● **Directive**:
Collect every line below that contains the word "أخيه".

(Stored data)

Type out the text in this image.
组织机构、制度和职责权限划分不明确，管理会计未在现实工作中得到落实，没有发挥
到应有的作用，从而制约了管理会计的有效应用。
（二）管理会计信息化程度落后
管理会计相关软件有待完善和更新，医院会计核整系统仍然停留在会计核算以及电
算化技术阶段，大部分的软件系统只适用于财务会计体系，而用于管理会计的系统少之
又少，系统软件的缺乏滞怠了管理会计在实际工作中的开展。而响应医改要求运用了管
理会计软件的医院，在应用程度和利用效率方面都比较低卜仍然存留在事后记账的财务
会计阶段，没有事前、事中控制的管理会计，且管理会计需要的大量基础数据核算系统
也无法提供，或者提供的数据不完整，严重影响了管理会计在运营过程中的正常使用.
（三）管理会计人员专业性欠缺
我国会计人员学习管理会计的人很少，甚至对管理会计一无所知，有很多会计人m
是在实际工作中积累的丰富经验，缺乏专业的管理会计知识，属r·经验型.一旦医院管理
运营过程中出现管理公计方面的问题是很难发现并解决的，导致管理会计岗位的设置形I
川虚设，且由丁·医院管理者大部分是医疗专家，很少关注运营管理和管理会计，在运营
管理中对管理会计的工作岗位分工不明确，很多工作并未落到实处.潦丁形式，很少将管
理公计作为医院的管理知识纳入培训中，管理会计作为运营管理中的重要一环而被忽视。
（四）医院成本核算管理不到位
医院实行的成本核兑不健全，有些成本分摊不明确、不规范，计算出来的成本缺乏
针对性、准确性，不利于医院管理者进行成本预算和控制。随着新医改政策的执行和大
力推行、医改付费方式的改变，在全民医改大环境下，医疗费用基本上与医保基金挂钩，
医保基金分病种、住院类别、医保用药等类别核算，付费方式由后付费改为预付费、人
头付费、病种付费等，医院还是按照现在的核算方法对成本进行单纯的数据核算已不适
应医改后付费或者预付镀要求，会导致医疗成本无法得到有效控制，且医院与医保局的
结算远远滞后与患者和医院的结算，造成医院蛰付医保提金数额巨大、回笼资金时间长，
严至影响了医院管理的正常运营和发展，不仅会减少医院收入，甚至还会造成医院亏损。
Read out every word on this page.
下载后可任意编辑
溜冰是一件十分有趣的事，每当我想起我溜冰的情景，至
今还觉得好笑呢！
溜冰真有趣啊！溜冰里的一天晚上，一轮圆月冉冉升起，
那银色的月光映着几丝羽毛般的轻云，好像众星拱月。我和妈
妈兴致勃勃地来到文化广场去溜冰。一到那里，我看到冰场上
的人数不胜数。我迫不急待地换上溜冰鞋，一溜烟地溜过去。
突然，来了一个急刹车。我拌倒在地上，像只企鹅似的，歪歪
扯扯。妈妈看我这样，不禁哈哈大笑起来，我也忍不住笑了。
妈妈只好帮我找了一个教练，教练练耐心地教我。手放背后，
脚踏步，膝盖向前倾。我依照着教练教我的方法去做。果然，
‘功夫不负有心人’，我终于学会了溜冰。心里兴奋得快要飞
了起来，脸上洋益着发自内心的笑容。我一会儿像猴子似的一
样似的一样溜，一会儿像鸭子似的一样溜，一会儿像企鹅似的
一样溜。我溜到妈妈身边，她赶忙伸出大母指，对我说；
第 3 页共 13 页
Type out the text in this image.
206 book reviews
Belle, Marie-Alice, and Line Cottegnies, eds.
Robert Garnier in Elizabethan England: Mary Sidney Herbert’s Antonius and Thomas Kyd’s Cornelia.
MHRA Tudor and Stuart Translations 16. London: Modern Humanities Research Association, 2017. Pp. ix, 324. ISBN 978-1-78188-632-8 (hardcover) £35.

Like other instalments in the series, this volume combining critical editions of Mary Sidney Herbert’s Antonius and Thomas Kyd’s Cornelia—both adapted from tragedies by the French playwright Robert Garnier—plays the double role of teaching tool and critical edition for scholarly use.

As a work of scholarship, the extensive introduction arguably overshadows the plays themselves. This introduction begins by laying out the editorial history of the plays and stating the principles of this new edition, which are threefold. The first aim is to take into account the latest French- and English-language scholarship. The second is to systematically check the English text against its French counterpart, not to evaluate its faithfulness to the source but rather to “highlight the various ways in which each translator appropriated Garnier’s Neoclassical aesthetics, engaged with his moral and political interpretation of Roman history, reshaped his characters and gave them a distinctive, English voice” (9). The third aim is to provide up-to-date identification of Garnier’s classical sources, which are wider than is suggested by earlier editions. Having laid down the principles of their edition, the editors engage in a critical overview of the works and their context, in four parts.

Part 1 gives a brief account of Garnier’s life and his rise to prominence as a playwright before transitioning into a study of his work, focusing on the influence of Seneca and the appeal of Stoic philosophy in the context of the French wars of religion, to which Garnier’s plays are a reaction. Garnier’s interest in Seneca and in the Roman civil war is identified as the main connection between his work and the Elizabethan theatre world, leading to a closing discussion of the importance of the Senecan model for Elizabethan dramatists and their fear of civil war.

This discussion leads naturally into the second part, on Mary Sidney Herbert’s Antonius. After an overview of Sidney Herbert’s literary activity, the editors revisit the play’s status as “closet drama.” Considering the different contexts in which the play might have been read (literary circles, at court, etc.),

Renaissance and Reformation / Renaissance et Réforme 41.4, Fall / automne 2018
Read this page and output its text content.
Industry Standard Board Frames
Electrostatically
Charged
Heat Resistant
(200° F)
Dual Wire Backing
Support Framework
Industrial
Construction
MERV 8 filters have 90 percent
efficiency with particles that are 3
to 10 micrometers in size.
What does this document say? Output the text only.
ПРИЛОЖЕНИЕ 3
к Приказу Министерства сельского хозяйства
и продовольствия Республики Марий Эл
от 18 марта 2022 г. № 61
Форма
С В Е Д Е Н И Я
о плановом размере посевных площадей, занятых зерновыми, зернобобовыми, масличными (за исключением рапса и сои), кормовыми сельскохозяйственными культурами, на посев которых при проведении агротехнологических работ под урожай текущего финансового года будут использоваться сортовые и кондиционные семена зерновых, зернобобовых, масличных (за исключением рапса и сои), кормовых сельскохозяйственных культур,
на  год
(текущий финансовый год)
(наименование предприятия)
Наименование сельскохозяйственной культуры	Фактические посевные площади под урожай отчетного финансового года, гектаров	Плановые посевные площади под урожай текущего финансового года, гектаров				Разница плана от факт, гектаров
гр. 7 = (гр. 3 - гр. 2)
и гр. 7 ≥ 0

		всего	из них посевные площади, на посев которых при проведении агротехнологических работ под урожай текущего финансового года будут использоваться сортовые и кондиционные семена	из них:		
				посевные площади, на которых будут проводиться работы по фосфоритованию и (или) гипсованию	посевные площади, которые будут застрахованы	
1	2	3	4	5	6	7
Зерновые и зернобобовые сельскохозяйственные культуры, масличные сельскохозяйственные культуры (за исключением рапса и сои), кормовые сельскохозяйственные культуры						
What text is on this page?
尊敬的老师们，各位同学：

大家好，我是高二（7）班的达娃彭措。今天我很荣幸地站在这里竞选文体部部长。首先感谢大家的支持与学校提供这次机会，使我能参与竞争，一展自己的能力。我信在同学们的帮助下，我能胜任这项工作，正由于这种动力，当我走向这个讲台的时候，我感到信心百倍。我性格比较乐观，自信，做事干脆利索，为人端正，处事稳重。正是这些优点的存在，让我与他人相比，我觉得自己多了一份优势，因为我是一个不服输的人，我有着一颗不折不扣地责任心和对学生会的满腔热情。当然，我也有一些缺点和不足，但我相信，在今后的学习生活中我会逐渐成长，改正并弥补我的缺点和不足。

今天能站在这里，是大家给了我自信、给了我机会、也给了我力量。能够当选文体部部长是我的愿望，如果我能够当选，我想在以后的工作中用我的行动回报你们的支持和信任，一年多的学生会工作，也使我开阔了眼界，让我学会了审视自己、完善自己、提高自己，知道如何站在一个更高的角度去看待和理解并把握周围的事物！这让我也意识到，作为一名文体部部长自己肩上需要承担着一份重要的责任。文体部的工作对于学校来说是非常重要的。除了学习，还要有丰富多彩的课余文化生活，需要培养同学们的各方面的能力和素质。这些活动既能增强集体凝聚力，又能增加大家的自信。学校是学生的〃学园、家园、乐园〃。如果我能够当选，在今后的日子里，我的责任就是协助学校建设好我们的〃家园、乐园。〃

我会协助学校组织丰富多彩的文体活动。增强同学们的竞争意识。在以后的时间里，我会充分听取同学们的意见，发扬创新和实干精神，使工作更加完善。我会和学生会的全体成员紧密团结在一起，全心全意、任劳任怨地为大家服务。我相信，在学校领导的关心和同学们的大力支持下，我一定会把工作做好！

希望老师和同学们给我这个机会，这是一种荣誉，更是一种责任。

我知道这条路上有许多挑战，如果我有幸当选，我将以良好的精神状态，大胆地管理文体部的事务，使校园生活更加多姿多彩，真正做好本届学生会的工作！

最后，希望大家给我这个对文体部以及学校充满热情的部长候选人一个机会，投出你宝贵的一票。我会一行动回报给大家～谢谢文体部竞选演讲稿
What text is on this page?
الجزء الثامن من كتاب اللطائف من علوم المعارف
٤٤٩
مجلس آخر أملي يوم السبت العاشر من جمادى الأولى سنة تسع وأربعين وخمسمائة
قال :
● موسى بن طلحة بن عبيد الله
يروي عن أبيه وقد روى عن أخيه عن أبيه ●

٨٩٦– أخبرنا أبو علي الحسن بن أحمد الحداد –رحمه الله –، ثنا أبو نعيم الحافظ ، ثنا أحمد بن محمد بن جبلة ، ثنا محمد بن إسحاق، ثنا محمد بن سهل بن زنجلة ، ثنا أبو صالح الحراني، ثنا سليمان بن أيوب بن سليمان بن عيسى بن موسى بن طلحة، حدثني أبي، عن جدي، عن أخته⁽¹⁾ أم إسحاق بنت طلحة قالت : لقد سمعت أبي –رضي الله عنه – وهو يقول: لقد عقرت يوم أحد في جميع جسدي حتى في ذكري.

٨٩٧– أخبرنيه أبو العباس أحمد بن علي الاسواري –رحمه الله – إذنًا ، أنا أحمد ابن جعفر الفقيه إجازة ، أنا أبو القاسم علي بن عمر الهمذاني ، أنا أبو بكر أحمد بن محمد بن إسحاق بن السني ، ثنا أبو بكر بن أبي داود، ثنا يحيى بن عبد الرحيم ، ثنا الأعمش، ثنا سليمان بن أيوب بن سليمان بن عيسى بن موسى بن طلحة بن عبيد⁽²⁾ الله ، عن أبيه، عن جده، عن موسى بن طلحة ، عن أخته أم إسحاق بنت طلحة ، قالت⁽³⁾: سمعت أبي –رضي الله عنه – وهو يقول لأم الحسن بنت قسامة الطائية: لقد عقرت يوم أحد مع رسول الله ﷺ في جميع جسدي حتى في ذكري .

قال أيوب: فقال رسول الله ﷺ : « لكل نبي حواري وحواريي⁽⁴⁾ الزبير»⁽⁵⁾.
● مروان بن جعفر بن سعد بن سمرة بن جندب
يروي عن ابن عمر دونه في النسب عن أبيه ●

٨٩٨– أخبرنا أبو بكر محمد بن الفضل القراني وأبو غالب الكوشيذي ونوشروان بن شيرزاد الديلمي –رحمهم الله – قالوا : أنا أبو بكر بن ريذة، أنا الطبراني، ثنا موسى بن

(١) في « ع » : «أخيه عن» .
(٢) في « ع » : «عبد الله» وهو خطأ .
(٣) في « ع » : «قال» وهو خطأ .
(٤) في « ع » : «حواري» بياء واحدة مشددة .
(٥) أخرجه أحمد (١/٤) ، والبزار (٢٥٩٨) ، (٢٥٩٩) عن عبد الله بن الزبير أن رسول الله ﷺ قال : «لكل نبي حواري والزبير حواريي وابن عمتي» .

● **Full solution**:
يروي عن أبيه وقد روى عن أخيه عن أبيه ●
(١) في « ع » : «أخيه عن» .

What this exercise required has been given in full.